**Goal of the exercise**
Copy every line of the material below word for word.

**Data entries**
[START]

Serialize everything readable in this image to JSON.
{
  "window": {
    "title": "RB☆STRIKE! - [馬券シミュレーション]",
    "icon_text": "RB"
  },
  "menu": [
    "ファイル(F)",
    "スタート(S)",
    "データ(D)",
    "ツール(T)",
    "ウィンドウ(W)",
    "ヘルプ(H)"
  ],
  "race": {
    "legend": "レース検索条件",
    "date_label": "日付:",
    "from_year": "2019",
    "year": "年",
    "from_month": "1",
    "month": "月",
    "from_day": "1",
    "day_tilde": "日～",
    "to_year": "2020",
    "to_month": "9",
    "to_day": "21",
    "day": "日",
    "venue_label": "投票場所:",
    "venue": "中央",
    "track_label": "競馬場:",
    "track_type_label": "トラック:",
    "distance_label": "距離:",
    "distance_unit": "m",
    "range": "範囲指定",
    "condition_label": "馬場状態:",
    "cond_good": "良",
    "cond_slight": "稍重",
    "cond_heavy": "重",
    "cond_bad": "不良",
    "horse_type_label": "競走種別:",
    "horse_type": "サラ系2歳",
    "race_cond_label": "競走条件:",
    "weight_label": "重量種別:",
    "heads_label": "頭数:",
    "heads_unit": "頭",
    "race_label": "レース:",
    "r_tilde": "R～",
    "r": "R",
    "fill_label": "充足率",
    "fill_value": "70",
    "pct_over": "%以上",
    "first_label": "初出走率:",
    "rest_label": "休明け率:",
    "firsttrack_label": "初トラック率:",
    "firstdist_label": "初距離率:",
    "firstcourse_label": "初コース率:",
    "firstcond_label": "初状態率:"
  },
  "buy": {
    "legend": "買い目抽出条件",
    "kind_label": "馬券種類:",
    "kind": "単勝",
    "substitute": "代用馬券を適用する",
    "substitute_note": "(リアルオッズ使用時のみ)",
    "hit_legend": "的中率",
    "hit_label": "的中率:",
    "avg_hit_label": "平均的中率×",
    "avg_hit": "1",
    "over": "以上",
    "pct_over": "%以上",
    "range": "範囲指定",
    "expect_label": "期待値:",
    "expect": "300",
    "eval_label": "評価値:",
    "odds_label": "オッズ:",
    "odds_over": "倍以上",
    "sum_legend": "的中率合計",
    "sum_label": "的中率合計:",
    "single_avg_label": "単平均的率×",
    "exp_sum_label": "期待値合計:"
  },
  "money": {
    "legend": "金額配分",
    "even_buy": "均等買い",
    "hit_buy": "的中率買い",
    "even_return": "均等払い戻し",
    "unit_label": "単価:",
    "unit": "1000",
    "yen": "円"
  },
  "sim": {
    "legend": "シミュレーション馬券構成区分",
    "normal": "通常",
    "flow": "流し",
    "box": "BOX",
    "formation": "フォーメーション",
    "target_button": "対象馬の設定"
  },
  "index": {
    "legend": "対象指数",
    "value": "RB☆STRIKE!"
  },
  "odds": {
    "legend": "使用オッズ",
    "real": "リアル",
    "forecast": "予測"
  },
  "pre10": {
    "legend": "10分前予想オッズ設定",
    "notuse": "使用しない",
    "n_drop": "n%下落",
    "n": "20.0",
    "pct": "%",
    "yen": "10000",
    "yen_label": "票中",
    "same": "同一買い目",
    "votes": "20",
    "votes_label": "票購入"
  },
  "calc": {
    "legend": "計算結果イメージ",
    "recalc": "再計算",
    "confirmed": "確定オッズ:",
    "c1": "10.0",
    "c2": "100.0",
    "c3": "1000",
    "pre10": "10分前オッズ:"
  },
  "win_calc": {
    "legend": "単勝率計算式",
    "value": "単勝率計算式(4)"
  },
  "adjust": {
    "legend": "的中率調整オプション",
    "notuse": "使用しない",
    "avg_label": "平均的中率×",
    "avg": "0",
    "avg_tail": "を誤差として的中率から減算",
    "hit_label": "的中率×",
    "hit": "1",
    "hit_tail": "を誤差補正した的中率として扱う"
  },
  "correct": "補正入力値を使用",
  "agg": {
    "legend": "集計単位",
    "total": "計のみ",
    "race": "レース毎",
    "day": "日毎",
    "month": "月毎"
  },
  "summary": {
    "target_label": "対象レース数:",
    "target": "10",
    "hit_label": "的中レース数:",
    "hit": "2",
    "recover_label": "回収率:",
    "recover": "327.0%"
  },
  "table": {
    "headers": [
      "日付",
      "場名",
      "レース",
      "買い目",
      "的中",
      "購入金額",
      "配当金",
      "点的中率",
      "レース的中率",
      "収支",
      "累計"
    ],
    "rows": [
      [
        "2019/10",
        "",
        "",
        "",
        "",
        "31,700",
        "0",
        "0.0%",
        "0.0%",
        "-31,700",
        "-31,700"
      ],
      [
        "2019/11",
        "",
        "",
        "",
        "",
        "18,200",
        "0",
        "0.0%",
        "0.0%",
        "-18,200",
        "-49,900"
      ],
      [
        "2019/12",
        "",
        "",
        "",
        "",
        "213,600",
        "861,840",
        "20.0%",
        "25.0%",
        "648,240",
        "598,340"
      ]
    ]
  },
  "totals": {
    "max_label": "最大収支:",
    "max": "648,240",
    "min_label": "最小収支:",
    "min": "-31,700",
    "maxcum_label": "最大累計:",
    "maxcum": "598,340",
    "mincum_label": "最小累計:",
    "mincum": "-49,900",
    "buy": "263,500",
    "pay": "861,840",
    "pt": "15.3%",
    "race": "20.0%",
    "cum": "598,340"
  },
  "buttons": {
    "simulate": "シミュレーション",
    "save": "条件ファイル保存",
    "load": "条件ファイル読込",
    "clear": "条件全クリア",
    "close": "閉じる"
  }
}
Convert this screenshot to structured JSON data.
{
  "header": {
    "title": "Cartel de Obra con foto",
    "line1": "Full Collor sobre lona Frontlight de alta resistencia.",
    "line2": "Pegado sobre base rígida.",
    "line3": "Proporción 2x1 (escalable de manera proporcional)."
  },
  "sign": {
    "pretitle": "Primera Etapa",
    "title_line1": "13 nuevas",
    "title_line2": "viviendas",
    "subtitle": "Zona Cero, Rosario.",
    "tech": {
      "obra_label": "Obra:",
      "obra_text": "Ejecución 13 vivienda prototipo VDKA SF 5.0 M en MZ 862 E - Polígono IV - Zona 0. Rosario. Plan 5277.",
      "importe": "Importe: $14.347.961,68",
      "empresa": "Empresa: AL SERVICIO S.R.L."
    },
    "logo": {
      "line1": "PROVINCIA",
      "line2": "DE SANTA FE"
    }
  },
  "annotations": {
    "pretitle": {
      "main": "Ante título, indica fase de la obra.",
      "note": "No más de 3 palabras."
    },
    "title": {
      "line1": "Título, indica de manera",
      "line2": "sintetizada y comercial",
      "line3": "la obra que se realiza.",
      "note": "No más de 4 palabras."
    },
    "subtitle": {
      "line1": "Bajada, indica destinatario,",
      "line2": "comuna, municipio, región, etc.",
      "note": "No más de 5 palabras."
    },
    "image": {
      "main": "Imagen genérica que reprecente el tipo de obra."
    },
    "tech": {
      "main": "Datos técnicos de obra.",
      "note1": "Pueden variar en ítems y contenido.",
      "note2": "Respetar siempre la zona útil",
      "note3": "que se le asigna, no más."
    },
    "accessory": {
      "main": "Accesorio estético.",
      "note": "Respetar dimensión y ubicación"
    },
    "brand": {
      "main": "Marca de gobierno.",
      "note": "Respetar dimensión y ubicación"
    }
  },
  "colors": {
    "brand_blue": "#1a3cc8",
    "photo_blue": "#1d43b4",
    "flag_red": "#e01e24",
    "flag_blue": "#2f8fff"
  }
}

[END]

**Result of the task**
Serialize everything readable in this image to JSON.
{
  "window": {
    "title": "RB☆STRIKE! - [馬券シミュレーション]",
    "icon_text": "RB"
  },
  "menu": [
    "ファイル(F)",
    "スタート(S)",
    "データ(D)",
    "ツール(T)",
    "ウィンドウ(W)",
    "ヘルプ(H)"
  ],
  "race": {
    "legend": "レース検索条件",
    "date_label": "日付:",
    "from_year": "2019",
    "year": "年",
    "from_month": "1",
    "month": "月",
    "from_day": "1",
    "day_tilde": "日～",
    "to_year": "2020",
    "to_month": "9",
    "to_day": "21",
    "day": "日",
    "venue_label": "投票場所:",
    "venue": "中央",
    "track_label": "競馬場:",
    "track_type_label": "トラック:",
    "distance_label": "距離:",
    "distance_unit": "m",
    "range": "範囲指定",
    "condition_label": "馬場状態:",
    "cond_good": "良",
    "cond_slight": "稍重",
    "cond_heavy": "重",
    "cond_bad": "不良",
    "horse_type_label": "競走種別:",
    "horse_type": "サラ系2歳",
    "race_cond_label": "競走条件:",
    "weight_label": "重量種別:",
    "heads_label": "頭数:",
    "heads_unit": "頭",
    "race_label": "レース:",
    "r_tilde": "R～",
    "r": "R",
    "fill_label": "充足率",
    "fill_value": "70",
    "pct_over": "%以上",
    "first_label": "初出走率:",
    "rest_label": "休明け率:",
    "firsttrack_label": "初トラック率:",
    "firstdist_label": "初距離率:",
    "firstcourse_label": "初コース率:",
    "firstcond_label": "初状態率:"
  },
  "buy": {
    "legend": "買い目抽出条件",
    "kind_label": "馬券種類:",
    "kind": "単勝",
    "substitute": "代用馬券を適用する",
    "substitute_note": "(リアルオッズ使用時のみ)",
    "hit_legend": "的中率",
    "hit_label": "的中率:",
    "avg_hit_label": "平均的中率×",
    "avg_hit": "1",
    "over": "以上",
    "pct_over": "%以上",
    "range": "範囲指定",
    "expect_label": "期待値:",
    "expect": "300",
    "eval_label": "評価値:",
    "odds_label": "オッズ:",
    "odds_over": "倍以上",
    "sum_legend": "的中率合計",
    "sum_label": "的中率合計:",
    "single_avg_label": "単平均的率×",
    "exp_sum_label": "期待値合計:"
  },
  "money": {
    "legend": "金額配分",
    "even_buy": "均等買い",
    "hit_buy": "的中率買い",
    "even_return": "均等払い戻し",
    "unit_label": "単価:",
    "unit": "1000",
    "yen": "円"
  },
  "sim": {
    "legend": "シミュレーション馬券構成区分",
    "normal": "通常",
    "flow": "流し",
    "box": "BOX",
    "formation": "フォーメーション",
    "target_button": "対象馬の設定"
  },
  "index": {
    "legend": "対象指数",
    "value": "RB☆STRIKE!"
  },
  "odds": {
    "legend": "使用オッズ",
    "real": "リアル",
    "forecast": "予測"
  },
  "pre10": {
    "legend": "10分前予想オッズ設定",
    "notuse": "使用しない",
    "n_drop": "n%下落",
    "n": "20.0",
    "pct": "%",
    "yen": "10000",
    "yen_label": "票中",
    "same": "同一買い目",
    "votes": "20",
    "votes_label": "票購入"
  },
  "calc": {
    "legend": "計算結果イメージ",
    "recalc": "再計算",
    "confirmed": "確定オッズ:",
    "c1": "10.0",
    "c2": "100.0",
    "c3": "1000",
    "pre10": "10分前オッズ:"
  },
  "win_calc": {
    "legend": "単勝率計算式",
    "value": "単勝率計算式(4)"
  },
  "adjust": {
    "legend": "的中率調整オプション",
    "notuse": "使用しない",
    "avg_label": "平均的中率×",
    "avg": "0",
    "avg_tail": "を誤差として的中率から減算",
    "hit_label": "的中率×",
    "hit": "1",
    "hit_tail": "を誤差補正した的中率として扱う"
  },
  "correct": "補正入力値を使用",
  "agg": {
    "legend": "集計単位",
    "total": "計のみ",
    "race": "レース毎",
    "day": "日毎",
    "month": "月毎"
  },
  "summary": {
    "target_label": "対象レース数:",
    "target": "10",
    "hit_label": "的中レース数:",
    "hit": "2",
    "recover_label": "回収率:",
    "recover": "327.0%"
  },
  "table": {
    "headers": [
      "日付",
      "場名",
      "レース",
      "買い目",
      "的中",
      "購入金額",
      "配当金",
      "点的中率",
      "レース的中率",
      "収支",
      "累計"
    ],
    "rows": [
      [
        "2019/10",
        "",
        "",
        "",
        "",
        "31,700",
        "0",
        "0.0%",
        "0.0%",
        "-31,700",
        "-31,700"
      ],
      [
        "2019/11",
        "",
        "",
        "",
        "",
        "18,200",
        "0",
        "0.0%",
        "0.0%",
        "-18,200",
        "-49,900"
      ],
      [
        "2019/12",
        "",
        "",
        "",
        "",
        "213,600",
        "861,840",
        "20.0%",
        "25.0%",
        "648,240",
        "598,340"
      ]
    ]
  },
  "totals": {
    "max_label": "最大収支:",
    "max": "648,240",
    "min_label": "最小収支:",
    "min": "-31,700",
    "maxcum_label": "最大累計:",
    "maxcum": "598,340",
    "mincum_label": "最小累計:",
    "mincum": "-49,900",
    "buy": "263,500",
    "pay": "861,840",
    "pt": "15.3%",
    "race": "20.0%",
    "cum": "598,340"
  },
  "buttons": {
    "simulate": "シミュレーション",
    "save": "条件ファイル保存",
    "load": "条件ファイル読込",
    "clear": "条件全クリア",
    "close": "閉じる"
  }
}
Convert this screenshot to structured JSON data.
{
  "header": {
    "title": "Cartel de Obra con foto",
    "line1": "Full Collor sobre lona Frontlight de alta resistencia.",
    "line2": "Pegado sobre base rígida.",
    "line3": "Proporción 2x1 (escalable de manera proporcional)."
  },
  "sign": {
    "pretitle": "Primera Etapa",
    "title_line1": "13 nuevas",
    "title_line2": "viviendas",
    "subtitle": "Zona Cero, Rosario.",
    "tech": {
      "obra_label": "Obra:",
      "obra_text": "Ejecución 13 vivienda prototipo VDKA SF 5.0 M en MZ 862 E - Polígono IV - Zona 0. Rosario. Plan 5277.",
      "importe": "Importe: $14.347.961,68",
      "empresa": "Empresa: AL SERVICIO S.R.L."
    },
    "logo": {
      "line1": "PROVINCIA",
      "line2": "DE SANTA FE"
    }
  },
  "annotations": {
    "pretitle": {
      "main": "Ante título, indica fase de la obra.",
      "note": "No más de 3 palabras."
    },
    "title": {
      "line1": "Título, indica de manera",
      "line2": "sintetizada y comercial",
      "line3": "la obra que se realiza.",
      "note": "No más de 4 palabras."
    },
    "subtitle": {
      "line1": "Bajada, indica destinatario,",
      "line2": "comuna, municipio, región, etc.",
      "note": "No más de 5 palabras."
    },
    "image": {
      "main": "Imagen genérica que reprecente el tipo de obra."
    },
    "tech": {
      "main": "Datos técnicos de obra.",
      "note1": "Pueden variar en ítems y contenido.",
      "note2": "Respetar siempre la zona útil",
      "note3": "que se le asigna, no más."
    },
    "accessory": {
      "main": "Accesorio estético.",
      "note": "Respetar dimensión y ubicación"
    },
    "brand": {
      "main": "Marca de gobierno.",
      "note": "Respetar dimensión y ubicación"
    }
  },
  "colors": {
    "brand_blue": "#1a3cc8",
    "photo_blue": "#1d43b4",
    "flag_red": "#e01e24",
    "flag_blue": "#2f8fff"
  }
}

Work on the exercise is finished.